• _Exercise task_
Return the entries verbatim and drop every picture.

Figure record extracts
● ● ● ● ● ● ●

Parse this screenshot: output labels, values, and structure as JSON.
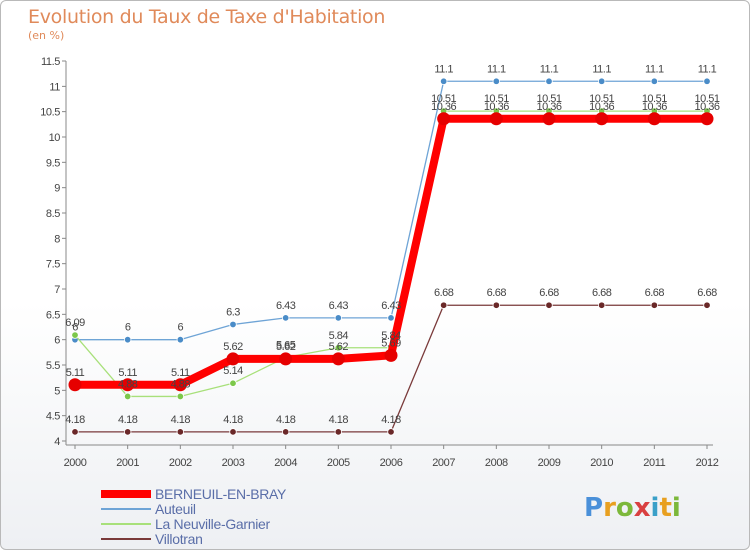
{
  "title": "Evolution du Taux de Taxe d'Habitation",
  "unit_label": "(en %)",
  "logo_text": "Proxiti",
  "logo_colors": [
    "#4a90d9",
    "#e8a020",
    "#7cb83a",
    "#d94040",
    "#3aa0c8",
    "#e8a020",
    "#7cb83a"
  ],
  "chart_data": {
    "type": "line",
    "x": [
      "2000",
      "2001",
      "2002",
      "2003",
      "2004",
      "2005",
      "2006",
      "2007",
      "2008",
      "2009",
      "2010",
      "2011",
      "2012"
    ],
    "ylim": [
      4,
      11.5
    ],
    "yticks": [
      "4",
      "4.5",
      "5",
      "5.5",
      "6",
      "6.5",
      "7",
      "7.5",
      "8",
      "8.5",
      "9",
      "9.5",
      "10",
      "10.5",
      "11",
      "11.5"
    ],
    "grid": false,
    "legend_position": "bottom-left",
    "series": [
      {
        "name": "BERNEUIL-EN-BRAY",
        "color": "#ff0000",
        "point_color": "#e60000",
        "width": 8,
        "values": [
          5.11,
          5.11,
          5.11,
          5.62,
          5.62,
          5.62,
          5.69,
          10.36,
          10.36,
          10.36,
          10.36,
          10.36,
          10.36
        ],
        "labels": [
          "5.11",
          "5.11",
          "5.11",
          "5.62",
          "5.62",
          "5.62",
          "5.69",
          "10.36",
          "10.36",
          "10.36",
          "10.36",
          "10.36",
          "10.36"
        ]
      },
      {
        "name": "Auteuil",
        "color": "#6ea4d6",
        "point_color": "#4a8cc8",
        "width": 1.3,
        "values": [
          6,
          6,
          6,
          6.3,
          6.43,
          6.43,
          6.43,
          11.1,
          11.1,
          11.1,
          11.1,
          11.1,
          11.1
        ],
        "labels": [
          "6",
          "6",
          "6",
          "6.3",
          "6.43",
          "6.43",
          "6.43",
          "11.1",
          "11.1",
          "11.1",
          "11.1",
          "11.1",
          "11.1"
        ]
      },
      {
        "name": "La Neuville-Garnier",
        "color": "#a8e07a",
        "point_color": "#7cc84a",
        "width": 1.3,
        "values": [
          6.09,
          4.88,
          4.88,
          5.14,
          5.65,
          5.84,
          5.84,
          10.51,
          10.51,
          10.51,
          10.51,
          10.51,
          10.51
        ],
        "labels": [
          "6.09",
          "4.88",
          "4.88",
          "5.14",
          "5.65",
          "5.84",
          "5.84",
          "10.51",
          "10.51",
          "10.51",
          "10.51",
          "10.51",
          "10.51"
        ]
      },
      {
        "name": "Villotran",
        "color": "#7a3a3a",
        "point_color": "#6a2828",
        "width": 1.3,
        "values": [
          4.18,
          4.18,
          4.18,
          4.18,
          4.18,
          4.18,
          4.18,
          6.68,
          6.68,
          6.68,
          6.68,
          6.68,
          6.68
        ],
        "labels": [
          "4.18",
          "4.18",
          "4.18",
          "4.18",
          "4.18",
          "4.18",
          "4.18",
          "6.68",
          "6.68",
          "6.68",
          "6.68",
          "6.68",
          "6.68"
        ]
      }
    ]
  }
}
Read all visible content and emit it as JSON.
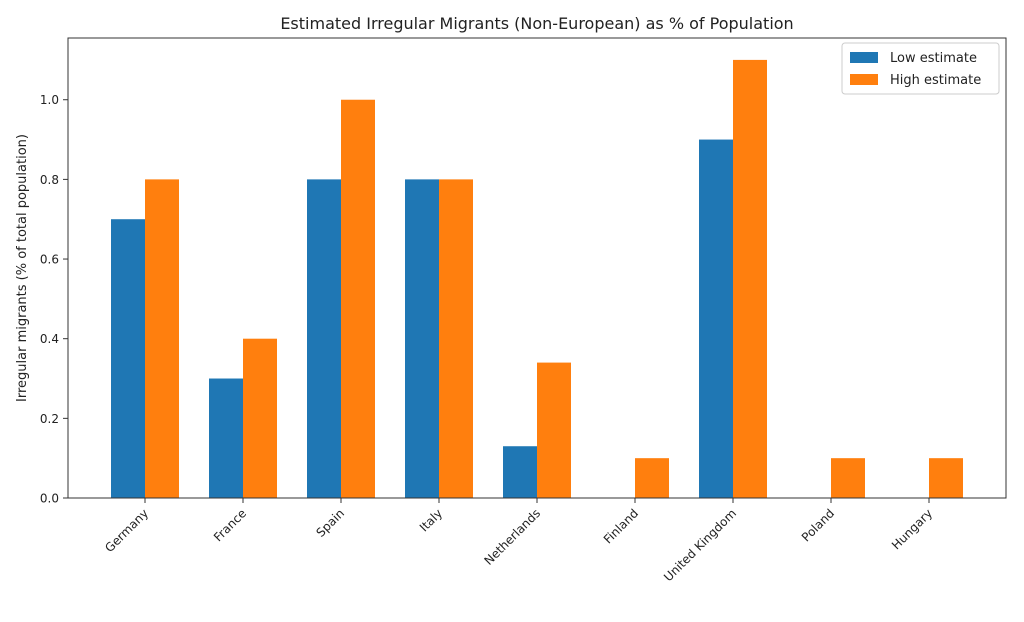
{
  "chart_data": {
    "type": "bar",
    "title": "Estimated Irregular Migrants (Non-European) as % of Population",
    "xlabel": "",
    "ylabel": "Irregular migrants (% of total population)",
    "categories": [
      "Germany",
      "France",
      "Spain",
      "Italy",
      "Netherlands",
      "Finland",
      "United Kingdom",
      "Poland",
      "Hungary"
    ],
    "series": [
      {
        "name": "Low estimate",
        "color": "#1f77b4",
        "values": [
          0.7,
          0.3,
          0.8,
          0.8,
          0.13,
          0,
          0.9,
          0,
          0
        ]
      },
      {
        "name": "High estimate",
        "color": "#ff7f0e",
        "values": [
          0.8,
          0.4,
          1.0,
          0.8,
          0.34,
          0.1,
          1.1,
          0.1,
          0.1
        ]
      }
    ],
    "ylim": [
      0,
      1.155
    ],
    "yticks": [
      "0.0",
      "0.2",
      "0.4",
      "0.6",
      "0.8",
      "1.0"
    ],
    "grid": false,
    "legend_position": "top-right"
  }
}
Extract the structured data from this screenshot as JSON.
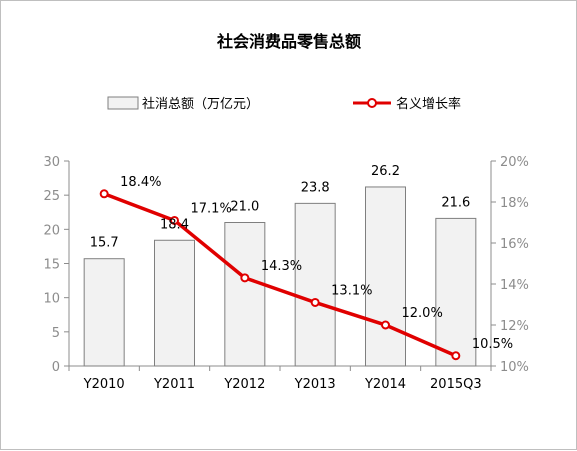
{
  "chart_data": {
    "type": "bar",
    "title": "社会消费品零售总额",
    "categories": [
      "Y2010",
      "Y2011",
      "Y2012",
      "Y2013",
      "Y2014",
      "2015Q3"
    ],
    "series": [
      {
        "name": "社消总额（万亿元）",
        "type": "bar",
        "axis": "left",
        "values": [
          15.7,
          18.4,
          21.0,
          23.8,
          26.2,
          21.6
        ],
        "labels": [
          "15.7",
          "18.4",
          "21.0",
          "23.8",
          "26.2",
          "21.6"
        ]
      },
      {
        "name": "名义增长率",
        "type": "line",
        "axis": "right",
        "values": [
          18.4,
          17.1,
          14.3,
          13.1,
          12.0,
          10.5
        ],
        "labels": [
          "18.4%",
          "17.1%",
          "14.3%",
          "13.1%",
          "12.0%",
          "10.5%"
        ]
      }
    ],
    "yleft": {
      "min": 0,
      "max": 30,
      "ticks": [
        "0",
        "5",
        "10",
        "15",
        "20",
        "25",
        "30"
      ]
    },
    "yright": {
      "min": 10,
      "max": 20,
      "ticks": [
        "10%",
        "12%",
        "14%",
        "16%",
        "18%",
        "20%"
      ]
    },
    "colors": {
      "bar_fill": "#f2f2f2",
      "bar_stroke": "#7f7f7f",
      "line": "#e00000",
      "marker_fill": "#ffffff"
    },
    "legend_position": "top"
  }
}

● ● ● ● ● ● ●

• _Finished exercise_
Parse this screenshot: output labels, values, and structure as JSON.
{
  "title": "Evolution du Taux de Taxe d'Habitation",
  "unit_label": "(en %)",
  "logo_text": "Proxiti",
  "logo_colors": [
    "#4a90d9",
    "#e8a020",
    "#7cb83a",
    "#d94040",
    "#3aa0c8",
    "#e8a020",
    "#7cb83a"
  ],
  "chart_data": {
    "type": "line",
    "x": [
      "2000",
      "2001",
      "2002",
      "2003",
      "2004",
      "2005",
      "2006",
      "2007",
      "2008",
      "2009",
      "2010",
      "2011",
      "2012"
    ],
    "ylim": [
      4,
      11.5
    ],
    "yticks": [
      "4",
      "4.5",
      "5",
      "5.5",
      "6",
      "6.5",
      "7",
      "7.5",
      "8",
      "8.5",
      "9",
      "9.5",
      "10",
      "10.5",
      "11",
      "11.5"
    ],
    "grid": false,
    "legend_position": "bottom-left",
    "series": [
      {
        "name": "BERNEUIL-EN-BRAY",
        "color": "#ff0000",
        "point_color": "#e60000",
        "width": 8,
        "values": [
          5.11,
          5.11,
          5.11,
          5.62,
          5.62,
          5.62,
          5.69,
          10.36,
          10.36,
          10.36,
          10.36,
          10.36,
          10.36
        ],
        "labels": [
          "5.11",
          "5.11",
          "5.11",
          "5.62",
          "5.62",
          "5.62",
          "5.69",
          "10.36",
          "10.36",
          "10.36",
          "10.36",
          "10.36",
          "10.36"
        ]
      },
      {
        "name": "Auteuil",
        "color": "#6ea4d6",
        "point_color": "#4a8cc8",
        "width": 1.3,
        "values": [
          6,
          6,
          6,
          6.3,
          6.43,
          6.43,
          6.43,
          11.1,
          11.1,
          11.1,
          11.1,
          11.1,
          11.1
        ],
        "labels": [
          "6",
          "6",
          "6",
          "6.3",
          "6.43",
          "6.43",
          "6.43",
          "11.1",
          "11.1",
          "11.1",
          "11.1",
          "11.1",
          "11.1"
        ]
      },
      {
        "name": "La Neuville-Garnier",
        "color": "#a8e07a",
        "point_color": "#7cc84a",
        "width": 1.3,
        "values": [
          6.09,
          4.88,
          4.88,
          5.14,
          5.65,
          5.84,
          5.84,
          10.51,
          10.51,
          10.51,
          10.51,
          10.51,
          10.51
        ],
        "labels": [
          "6.09",
          "4.88",
          "4.88",
          "5.14",
          "5.65",
          "5.84",
          "5.84",
          "10.51",
          "10.51",
          "10.51",
          "10.51",
          "10.51",
          "10.51"
        ]
      },
      {
        "name": "Villotran",
        "color": "#7a3a3a",
        "point_color": "#6a2828",
        "width": 1.3,
        "values": [
          4.18,
          4.18,
          4.18,
          4.18,
          4.18,
          4.18,
          4.18,
          6.68,
          6.68,
          6.68,
          6.68,
          6.68,
          6.68
        ],
        "labels": [
          "4.18",
          "4.18",
          "4.18",
          "4.18",
          "4.18",
          "4.18",
          "4.18",
          "6.68",
          "6.68",
          "6.68",
          "6.68",
          "6.68",
          "6.68"
        ]
      }
    ]
  }
}
Read all visible content and emit it as JSON.
{
  "chart_data": {
    "type": "bar",
    "title": "Estimated Irregular Migrants (Non-European) as % of Population",
    "xlabel": "",
    "ylabel": "Irregular migrants (% of total population)",
    "categories": [
      "Germany",
      "France",
      "Spain",
      "Italy",
      "Netherlands",
      "Finland",
      "United Kingdom",
      "Poland",
      "Hungary"
    ],
    "series": [
      {
        "name": "Low estimate",
        "color": "#1f77b4",
        "values": [
          0.7,
          0.3,
          0.8,
          0.8,
          0.13,
          0,
          0.9,
          0,
          0
        ]
      },
      {
        "name": "High estimate",
        "color": "#ff7f0e",
        "values": [
          0.8,
          0.4,
          1.0,
          0.8,
          0.34,
          0.1,
          1.1,
          0.1,
          0.1
        ]
      }
    ],
    "ylim": [
      0,
      1.155
    ],
    "yticks": [
      "0.0",
      "0.2",
      "0.4",
      "0.6",
      "0.8",
      "1.0"
    ],
    "grid": false,
    "legend_position": "top-right"
  }
}
Extract the structured data from this screenshot as JSON.
{
  "chart_data": {
    "type": "bar",
    "title": "社会消费品零售总额",
    "categories": [
      "Y2010",
      "Y2011",
      "Y2012",
      "Y2013",
      "Y2014",
      "2015Q3"
    ],
    "series": [
      {
        "name": "社消总额（万亿元）",
        "type": "bar",
        "axis": "left",
        "values": [
          15.7,
          18.4,
          21.0,
          23.8,
          26.2,
          21.6
        ],
        "labels": [
          "15.7",
          "18.4",
          "21.0",
          "23.8",
          "26.2",
          "21.6"
        ]
      },
      {
        "name": "名义增长率",
        "type": "line",
        "axis": "right",
        "values": [
          18.4,
          17.1,
          14.3,
          13.1,
          12.0,
          10.5
        ],
        "labels": [
          "18.4%",
          "17.1%",
          "14.3%",
          "13.1%",
          "12.0%",
          "10.5%"
        ]
      }
    ],
    "yleft": {
      "min": 0,
      "max": 30,
      "ticks": [
        "0",
        "5",
        "10",
        "15",
        "20",
        "25",
        "30"
      ]
    },
    "yright": {
      "min": 10,
      "max": 20,
      "ticks": [
        "10%",
        "12%",
        "14%",
        "16%",
        "18%",
        "20%"
      ]
    },
    "colors": {
      "bar_fill": "#f2f2f2",
      "bar_stroke": "#7f7f7f",
      "line": "#e00000",
      "marker_fill": "#ffffff"
    },
    "legend_position": "top"
  }
}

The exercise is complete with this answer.